INPUT:

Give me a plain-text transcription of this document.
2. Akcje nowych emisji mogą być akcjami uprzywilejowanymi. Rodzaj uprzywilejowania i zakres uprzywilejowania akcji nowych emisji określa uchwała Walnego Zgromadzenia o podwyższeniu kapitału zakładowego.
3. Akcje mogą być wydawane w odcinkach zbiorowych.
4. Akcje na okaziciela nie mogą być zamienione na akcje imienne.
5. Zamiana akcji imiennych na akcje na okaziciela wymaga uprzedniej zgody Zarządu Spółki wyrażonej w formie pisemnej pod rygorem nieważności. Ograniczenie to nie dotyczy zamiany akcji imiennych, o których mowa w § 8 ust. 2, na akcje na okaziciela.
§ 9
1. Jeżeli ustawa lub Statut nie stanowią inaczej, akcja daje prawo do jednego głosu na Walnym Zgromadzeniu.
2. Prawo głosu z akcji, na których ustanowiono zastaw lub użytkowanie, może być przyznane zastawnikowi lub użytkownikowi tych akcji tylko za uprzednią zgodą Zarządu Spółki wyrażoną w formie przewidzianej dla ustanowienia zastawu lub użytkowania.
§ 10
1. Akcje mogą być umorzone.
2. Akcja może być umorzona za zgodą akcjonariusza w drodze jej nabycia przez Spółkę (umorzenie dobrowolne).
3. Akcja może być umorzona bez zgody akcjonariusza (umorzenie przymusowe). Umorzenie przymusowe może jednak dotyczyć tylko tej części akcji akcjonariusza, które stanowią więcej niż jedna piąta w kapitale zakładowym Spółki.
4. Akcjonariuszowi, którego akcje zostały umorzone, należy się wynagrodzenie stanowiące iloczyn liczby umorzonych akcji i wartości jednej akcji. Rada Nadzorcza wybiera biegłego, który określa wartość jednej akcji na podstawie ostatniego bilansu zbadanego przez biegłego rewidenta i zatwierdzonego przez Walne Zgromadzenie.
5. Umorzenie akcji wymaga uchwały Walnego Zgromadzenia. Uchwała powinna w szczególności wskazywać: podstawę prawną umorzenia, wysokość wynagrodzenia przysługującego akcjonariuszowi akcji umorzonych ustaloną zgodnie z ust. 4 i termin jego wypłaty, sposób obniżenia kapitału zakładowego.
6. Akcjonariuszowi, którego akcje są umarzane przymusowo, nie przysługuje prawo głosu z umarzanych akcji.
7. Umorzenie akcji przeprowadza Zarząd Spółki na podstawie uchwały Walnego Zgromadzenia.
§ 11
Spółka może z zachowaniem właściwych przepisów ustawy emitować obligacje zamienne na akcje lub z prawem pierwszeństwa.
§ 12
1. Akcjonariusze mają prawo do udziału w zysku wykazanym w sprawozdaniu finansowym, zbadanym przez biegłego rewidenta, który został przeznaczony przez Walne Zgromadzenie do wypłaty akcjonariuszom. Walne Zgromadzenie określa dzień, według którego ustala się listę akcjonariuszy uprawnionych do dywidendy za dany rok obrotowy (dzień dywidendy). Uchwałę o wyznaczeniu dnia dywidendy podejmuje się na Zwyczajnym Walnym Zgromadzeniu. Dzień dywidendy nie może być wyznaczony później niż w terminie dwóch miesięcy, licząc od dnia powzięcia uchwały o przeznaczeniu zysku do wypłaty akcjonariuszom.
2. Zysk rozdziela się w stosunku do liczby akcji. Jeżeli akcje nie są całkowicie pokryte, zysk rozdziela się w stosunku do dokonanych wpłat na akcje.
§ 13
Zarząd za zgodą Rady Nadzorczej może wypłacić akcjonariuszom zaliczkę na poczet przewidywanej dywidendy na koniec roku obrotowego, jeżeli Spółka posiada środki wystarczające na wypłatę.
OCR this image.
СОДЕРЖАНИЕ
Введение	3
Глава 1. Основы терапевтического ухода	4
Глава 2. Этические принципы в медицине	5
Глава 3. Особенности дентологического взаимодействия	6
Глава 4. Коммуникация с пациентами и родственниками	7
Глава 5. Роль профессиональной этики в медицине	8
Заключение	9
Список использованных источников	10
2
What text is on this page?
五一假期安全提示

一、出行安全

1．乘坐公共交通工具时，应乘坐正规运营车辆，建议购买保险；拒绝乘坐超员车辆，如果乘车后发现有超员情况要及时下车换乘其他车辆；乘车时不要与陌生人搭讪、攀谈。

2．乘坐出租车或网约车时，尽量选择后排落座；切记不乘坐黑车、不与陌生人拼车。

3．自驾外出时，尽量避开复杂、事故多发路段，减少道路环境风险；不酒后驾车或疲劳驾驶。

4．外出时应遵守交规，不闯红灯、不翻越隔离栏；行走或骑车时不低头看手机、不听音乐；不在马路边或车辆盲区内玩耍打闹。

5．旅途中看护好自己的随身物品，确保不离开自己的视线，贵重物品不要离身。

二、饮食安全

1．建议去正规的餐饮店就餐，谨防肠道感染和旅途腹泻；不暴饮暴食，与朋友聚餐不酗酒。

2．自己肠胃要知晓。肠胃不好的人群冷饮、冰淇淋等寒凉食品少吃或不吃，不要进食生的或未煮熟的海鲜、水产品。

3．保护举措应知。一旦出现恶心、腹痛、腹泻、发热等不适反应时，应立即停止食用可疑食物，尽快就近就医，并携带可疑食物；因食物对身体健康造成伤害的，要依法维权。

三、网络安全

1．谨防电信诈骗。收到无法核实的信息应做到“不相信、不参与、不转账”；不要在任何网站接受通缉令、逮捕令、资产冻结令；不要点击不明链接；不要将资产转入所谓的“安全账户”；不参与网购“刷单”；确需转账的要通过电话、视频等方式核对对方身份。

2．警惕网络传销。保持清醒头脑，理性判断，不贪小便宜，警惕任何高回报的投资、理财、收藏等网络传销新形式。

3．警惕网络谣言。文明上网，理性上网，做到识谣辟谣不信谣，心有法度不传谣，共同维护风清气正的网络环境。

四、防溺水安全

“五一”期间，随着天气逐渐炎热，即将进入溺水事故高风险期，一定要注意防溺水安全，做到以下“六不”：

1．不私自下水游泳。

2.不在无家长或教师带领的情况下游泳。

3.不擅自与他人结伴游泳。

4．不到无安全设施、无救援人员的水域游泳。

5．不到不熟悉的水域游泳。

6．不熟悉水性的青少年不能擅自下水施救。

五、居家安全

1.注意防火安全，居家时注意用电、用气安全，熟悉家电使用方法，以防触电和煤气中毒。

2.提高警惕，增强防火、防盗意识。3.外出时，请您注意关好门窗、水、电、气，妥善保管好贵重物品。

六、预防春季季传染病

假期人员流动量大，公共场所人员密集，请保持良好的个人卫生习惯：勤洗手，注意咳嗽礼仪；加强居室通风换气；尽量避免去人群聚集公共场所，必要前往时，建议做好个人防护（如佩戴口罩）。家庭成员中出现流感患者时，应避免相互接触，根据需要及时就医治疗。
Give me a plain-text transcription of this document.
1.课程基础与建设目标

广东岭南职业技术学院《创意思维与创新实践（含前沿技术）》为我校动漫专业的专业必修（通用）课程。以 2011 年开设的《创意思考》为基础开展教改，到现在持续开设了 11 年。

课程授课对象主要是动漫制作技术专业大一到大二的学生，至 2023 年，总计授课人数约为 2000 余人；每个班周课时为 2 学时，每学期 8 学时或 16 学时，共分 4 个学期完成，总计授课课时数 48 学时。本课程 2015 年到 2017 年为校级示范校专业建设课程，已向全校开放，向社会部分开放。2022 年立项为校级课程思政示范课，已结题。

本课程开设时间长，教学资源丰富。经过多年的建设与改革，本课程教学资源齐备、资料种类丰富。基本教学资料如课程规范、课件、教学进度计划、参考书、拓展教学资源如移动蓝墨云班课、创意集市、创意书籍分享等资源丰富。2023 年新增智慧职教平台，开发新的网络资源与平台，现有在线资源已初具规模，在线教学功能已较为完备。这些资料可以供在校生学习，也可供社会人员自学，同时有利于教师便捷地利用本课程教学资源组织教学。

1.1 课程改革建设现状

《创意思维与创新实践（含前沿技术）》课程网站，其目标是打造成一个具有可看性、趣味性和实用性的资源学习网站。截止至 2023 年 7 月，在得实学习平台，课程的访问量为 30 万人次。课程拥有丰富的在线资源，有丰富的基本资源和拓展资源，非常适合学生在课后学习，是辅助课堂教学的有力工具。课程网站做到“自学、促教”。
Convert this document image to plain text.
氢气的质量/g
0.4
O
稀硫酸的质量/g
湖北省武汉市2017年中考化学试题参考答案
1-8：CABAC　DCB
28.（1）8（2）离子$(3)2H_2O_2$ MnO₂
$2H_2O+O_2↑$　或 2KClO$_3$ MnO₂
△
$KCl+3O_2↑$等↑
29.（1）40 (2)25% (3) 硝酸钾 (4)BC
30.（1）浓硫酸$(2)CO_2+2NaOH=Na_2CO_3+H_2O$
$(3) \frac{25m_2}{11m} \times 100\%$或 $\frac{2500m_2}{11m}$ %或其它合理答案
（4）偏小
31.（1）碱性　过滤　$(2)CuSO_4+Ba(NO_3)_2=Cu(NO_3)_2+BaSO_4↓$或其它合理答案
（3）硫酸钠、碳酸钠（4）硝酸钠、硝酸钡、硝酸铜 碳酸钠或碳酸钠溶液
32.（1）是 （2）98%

GIVEN EXERCISE:
Search the listing for the string "liczby". Copy each line where it turns up.

TASK RESPONSE:
4. Akcjonariuszowi, którego akcje zostały umorzone, należy się wynagrodzenie stanowiące iloczyn liczby umorzonych akcji i wartości jednej akcji. Rada Nadzorcza wybiera biegłego, który określa wartość jednej akcji na podstawie ostatniego bilansu zbadanego przez biegłego rewidenta i zatwierdzonego przez Walne Zgromadzenie.
2. Zysk rozdziela się w stosunku do liczby akcji. Jeżeli akcje nie są całkowicie pokryte, zysk rozdziela się w stosunku do dokonanych wpłat na akcje.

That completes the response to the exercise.